▶ **REQUIREMENTS**
In the records below, pick out all lines containing the word "name".

● ● ●

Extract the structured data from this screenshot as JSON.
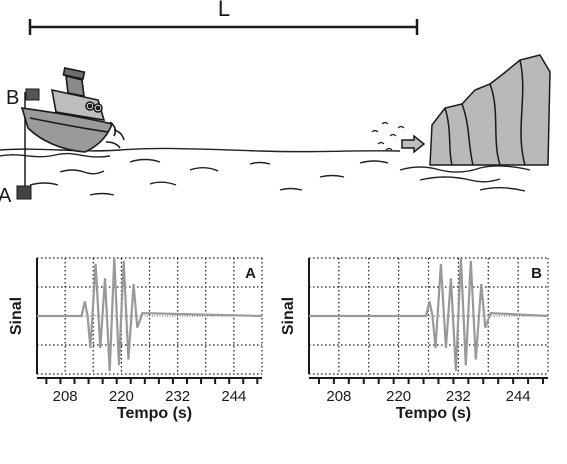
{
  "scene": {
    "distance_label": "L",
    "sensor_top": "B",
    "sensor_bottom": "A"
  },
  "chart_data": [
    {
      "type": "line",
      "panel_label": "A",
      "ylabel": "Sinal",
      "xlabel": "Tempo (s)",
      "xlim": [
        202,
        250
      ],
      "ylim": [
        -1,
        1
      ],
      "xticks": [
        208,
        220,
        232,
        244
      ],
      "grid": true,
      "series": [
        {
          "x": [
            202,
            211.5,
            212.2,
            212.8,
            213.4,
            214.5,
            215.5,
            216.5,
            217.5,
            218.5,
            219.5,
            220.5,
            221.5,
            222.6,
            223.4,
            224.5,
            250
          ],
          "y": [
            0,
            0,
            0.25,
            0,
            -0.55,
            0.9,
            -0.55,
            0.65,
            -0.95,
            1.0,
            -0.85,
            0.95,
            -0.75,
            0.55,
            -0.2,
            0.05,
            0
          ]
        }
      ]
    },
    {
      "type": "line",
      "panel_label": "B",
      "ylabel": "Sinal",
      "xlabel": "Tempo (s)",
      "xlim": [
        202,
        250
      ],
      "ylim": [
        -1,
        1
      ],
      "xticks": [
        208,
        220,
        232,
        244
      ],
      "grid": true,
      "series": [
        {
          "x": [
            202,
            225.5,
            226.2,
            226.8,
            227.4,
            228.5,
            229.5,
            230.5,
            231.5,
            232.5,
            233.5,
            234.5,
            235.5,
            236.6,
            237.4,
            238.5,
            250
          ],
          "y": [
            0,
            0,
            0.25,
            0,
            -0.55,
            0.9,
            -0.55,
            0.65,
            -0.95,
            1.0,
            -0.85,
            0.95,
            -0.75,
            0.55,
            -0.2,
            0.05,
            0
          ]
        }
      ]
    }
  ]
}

● ● ●

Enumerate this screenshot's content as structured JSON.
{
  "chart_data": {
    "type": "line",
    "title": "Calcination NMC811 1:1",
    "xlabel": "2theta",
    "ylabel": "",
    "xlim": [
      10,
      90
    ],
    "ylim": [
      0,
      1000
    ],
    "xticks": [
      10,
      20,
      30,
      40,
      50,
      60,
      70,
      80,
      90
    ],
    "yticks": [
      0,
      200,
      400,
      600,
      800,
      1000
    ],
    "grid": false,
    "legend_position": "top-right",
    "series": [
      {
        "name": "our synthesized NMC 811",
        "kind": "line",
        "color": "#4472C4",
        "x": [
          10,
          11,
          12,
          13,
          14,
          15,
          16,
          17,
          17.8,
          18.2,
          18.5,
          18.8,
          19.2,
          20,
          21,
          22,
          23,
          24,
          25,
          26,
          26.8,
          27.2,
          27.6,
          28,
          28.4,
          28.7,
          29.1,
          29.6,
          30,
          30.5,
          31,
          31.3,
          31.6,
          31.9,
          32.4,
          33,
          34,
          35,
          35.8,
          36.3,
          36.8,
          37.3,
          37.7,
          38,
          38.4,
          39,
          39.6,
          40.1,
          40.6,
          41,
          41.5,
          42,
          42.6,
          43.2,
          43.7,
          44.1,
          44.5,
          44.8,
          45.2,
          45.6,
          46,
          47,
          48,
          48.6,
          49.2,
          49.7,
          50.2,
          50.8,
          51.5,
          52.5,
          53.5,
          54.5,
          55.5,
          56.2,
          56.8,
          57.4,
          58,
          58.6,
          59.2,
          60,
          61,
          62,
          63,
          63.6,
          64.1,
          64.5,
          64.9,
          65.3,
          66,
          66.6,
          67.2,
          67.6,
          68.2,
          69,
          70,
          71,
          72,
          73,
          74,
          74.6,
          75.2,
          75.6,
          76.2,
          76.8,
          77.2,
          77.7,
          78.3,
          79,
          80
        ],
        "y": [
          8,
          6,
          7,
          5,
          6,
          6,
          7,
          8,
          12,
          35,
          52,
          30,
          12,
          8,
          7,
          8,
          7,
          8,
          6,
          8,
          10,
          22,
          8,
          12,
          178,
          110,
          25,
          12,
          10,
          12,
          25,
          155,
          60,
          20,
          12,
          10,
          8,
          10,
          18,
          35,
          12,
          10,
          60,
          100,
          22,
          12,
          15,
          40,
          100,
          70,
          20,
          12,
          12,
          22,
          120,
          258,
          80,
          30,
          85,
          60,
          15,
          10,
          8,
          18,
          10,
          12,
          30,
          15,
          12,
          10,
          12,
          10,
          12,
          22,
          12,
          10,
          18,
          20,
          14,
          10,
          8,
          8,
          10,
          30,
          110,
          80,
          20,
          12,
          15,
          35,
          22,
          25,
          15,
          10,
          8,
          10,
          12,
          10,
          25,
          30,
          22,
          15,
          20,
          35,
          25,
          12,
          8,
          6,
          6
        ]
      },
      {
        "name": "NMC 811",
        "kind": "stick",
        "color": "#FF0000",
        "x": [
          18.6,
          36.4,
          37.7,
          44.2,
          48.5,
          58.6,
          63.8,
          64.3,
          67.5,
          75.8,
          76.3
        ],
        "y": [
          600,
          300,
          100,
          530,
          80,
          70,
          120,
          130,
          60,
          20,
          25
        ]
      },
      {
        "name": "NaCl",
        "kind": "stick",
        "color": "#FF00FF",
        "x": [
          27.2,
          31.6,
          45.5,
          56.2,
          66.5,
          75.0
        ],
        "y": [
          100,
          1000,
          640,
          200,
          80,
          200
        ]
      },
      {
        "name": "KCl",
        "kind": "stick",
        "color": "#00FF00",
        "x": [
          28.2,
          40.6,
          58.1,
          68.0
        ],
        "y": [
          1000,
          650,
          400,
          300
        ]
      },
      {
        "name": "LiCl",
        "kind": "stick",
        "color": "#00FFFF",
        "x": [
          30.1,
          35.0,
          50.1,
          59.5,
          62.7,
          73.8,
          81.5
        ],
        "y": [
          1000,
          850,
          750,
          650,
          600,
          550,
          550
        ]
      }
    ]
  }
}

● ● ●

▶ **THE SOLUTION**
        "name": "our synthesized NMC 811",
        "name": "NMC 811",
        "name": "NaCl",
        "name": "KCl",
        "name": "LiCl",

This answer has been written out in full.